(Region boundary data)
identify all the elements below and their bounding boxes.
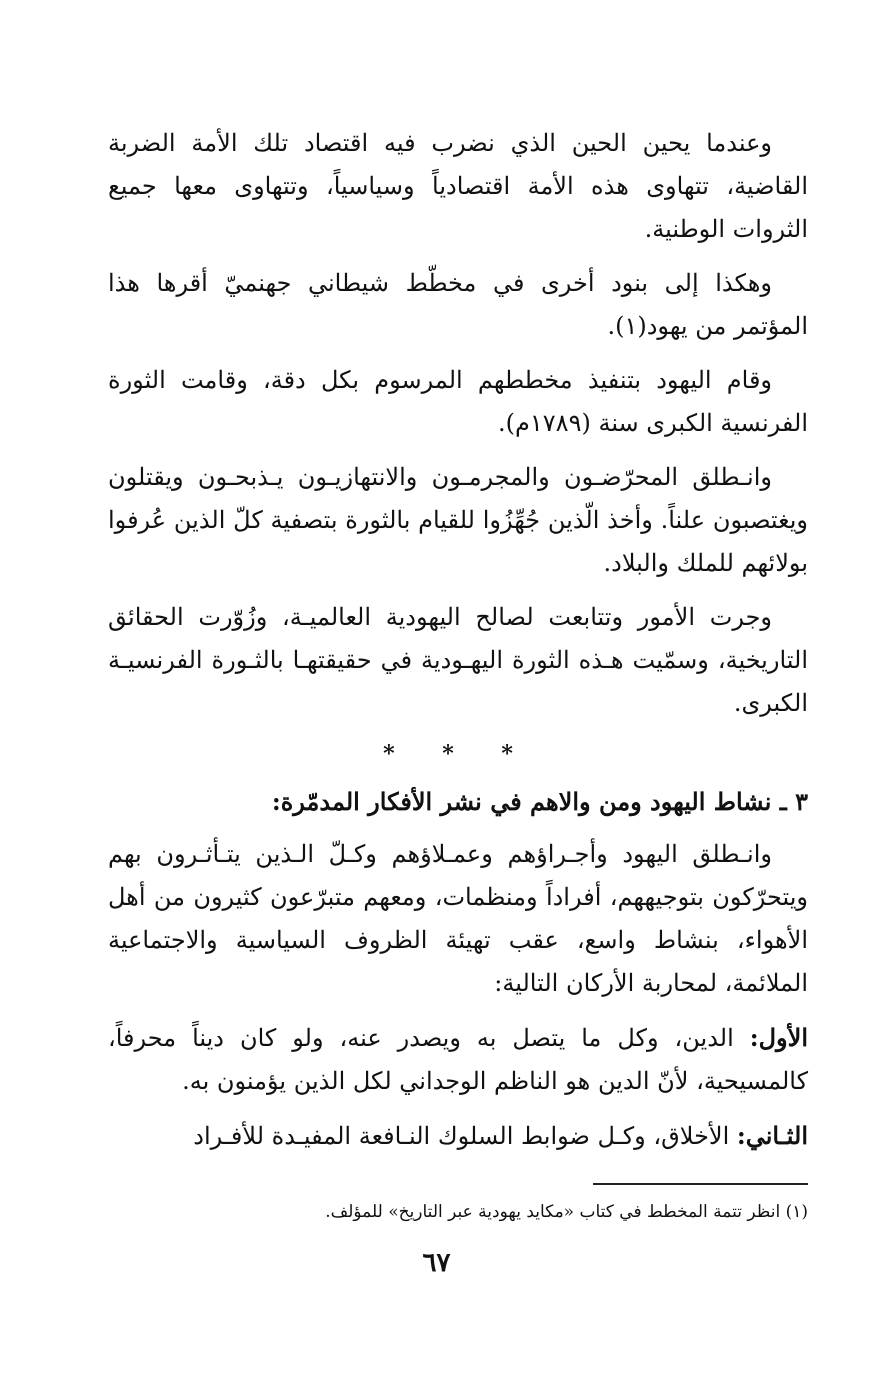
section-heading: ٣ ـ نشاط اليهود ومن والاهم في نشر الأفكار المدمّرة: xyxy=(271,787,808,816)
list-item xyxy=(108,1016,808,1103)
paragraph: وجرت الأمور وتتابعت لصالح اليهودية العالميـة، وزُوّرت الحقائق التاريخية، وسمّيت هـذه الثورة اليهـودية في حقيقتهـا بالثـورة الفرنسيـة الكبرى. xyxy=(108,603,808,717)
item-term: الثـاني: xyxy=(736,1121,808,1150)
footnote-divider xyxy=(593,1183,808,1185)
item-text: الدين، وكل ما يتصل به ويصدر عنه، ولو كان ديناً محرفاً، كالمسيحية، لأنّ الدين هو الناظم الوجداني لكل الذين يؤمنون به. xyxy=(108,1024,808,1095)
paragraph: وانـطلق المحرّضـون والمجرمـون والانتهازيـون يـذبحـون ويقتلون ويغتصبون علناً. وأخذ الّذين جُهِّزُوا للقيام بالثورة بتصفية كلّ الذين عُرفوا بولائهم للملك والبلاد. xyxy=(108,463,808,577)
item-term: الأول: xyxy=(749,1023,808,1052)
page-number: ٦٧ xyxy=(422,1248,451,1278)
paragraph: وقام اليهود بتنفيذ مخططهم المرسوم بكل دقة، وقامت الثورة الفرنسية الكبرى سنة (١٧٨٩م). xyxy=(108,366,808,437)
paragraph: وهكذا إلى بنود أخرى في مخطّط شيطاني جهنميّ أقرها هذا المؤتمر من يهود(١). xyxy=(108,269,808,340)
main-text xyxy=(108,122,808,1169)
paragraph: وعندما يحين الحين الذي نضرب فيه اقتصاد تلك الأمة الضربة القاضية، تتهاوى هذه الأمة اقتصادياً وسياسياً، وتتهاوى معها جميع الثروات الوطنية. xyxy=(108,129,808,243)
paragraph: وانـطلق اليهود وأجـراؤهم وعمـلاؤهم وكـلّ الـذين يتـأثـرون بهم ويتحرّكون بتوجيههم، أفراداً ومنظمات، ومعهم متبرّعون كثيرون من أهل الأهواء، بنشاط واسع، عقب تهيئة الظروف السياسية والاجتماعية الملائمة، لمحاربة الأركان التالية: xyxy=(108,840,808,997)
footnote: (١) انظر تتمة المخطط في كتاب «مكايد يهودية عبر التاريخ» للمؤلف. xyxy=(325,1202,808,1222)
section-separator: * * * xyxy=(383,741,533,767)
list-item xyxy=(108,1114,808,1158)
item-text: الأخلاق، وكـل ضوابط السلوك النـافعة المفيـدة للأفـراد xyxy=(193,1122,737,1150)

- WRITTEN EXERCISE:
How many of the lines above contain the string "item"? Give only the number.

- RESPONSE TO THIS TASK:
6